● **Tâches et exercices**:
• 1. Recopiez l'extrait fourni depuis « Mongabay : Quels » jusqu'à « pays ont besoin. » inclus.
• 2. D'après l'extrait fourni, quelles sont toutes les choses pour lesquelles la ministre dit que son pays a besoin de la coopération multilatérale ?

● **Extrait fourni**:
—————

- Interviewée par Mongabay, Rosalie Matondo, Ministre de l’économie forestière de la République du Congo, confie les défis rencontrés par son pays.
- Le Congo subit les effets du changement climatique à travers des événements météorologiques extrêmes, des pluies diluviennes qui causent des inondations et des érosions;
- La Ministre aborde les trois types de crédits carbone que son pays souhaite mettre sur le marché carbone;
Dans un entretien à Mongabay, Rosalie Matondo, Ministre de l’économie forestière de la République du Congo confie que face aux effets du changement climatique, son pays s’engage à un programme d’afforestation et de reboisement pour mettre en place des plantations à grande échelle.
Mongabay : Quels sont les défis actuels auxquels est confrontée la République du Congo ?
Rosalie Matondo : Le Congo subit de plein fouet les effets du changement climatique à travers des événements météorologiques extrêmes, des pluies diluviennes, qui causent des inondations, des érosions, et nos populations sont très touchées par cela. Les résolutions, que nous prenons au niveau international, doivent impacter nos vies, parce qu’il faut lutter ensemble contre le changement climatique. Seul, on ne peut rien faire. C’est pourquoi, nous avons besoin de cette coopération multilatérale pour des échanges d’expériences, des échanges de pratiques, et aussi pourquoi pas, pour des contributions financières dont nos pays ont besoin.
Mongabay : Fin 2023, des pluies extrêmes ont généré des inondations. Au Congo, face au nombre de de sinistrés estimé à 1,8 millions, le gouvernement a décrété l’état d’urgence. Quels types de mesures mettez-vous en place pour protéger la population ?

—————

● **Données enregistrées**:
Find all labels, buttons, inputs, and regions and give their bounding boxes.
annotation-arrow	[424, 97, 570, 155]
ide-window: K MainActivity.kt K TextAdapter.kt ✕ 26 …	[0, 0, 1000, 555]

—————

● **Les réponses**:
• 1.
Mongabay : Quels sont les défis actuels auxquels est confrontée la République du Congo ?
Rosalie Matondo : Le Congo subit de plein fouet les effets du changement climatique à travers des événements météorologiques extrêmes, des pluies diluviennes, qui causent des inondations, des érosions, et nos populations sont très touchées par cela. Les résolutions, que nous prenons au niveau international, doivent impacter nos vies, parce qu’il faut lutter ensemble contre le changement climatique. Seul, on ne peut rien faire. C’est pourquoi, nous avons besoin de cette coopération multilatérale pour des échanges d’expériences, des échanges de pratiques, et aussi pourquoi pas, pour des contributions financières dont nos pays ont besoin.

• 2.
- des échanges d'expériences
- des échanges de pratiques
- des contributions financières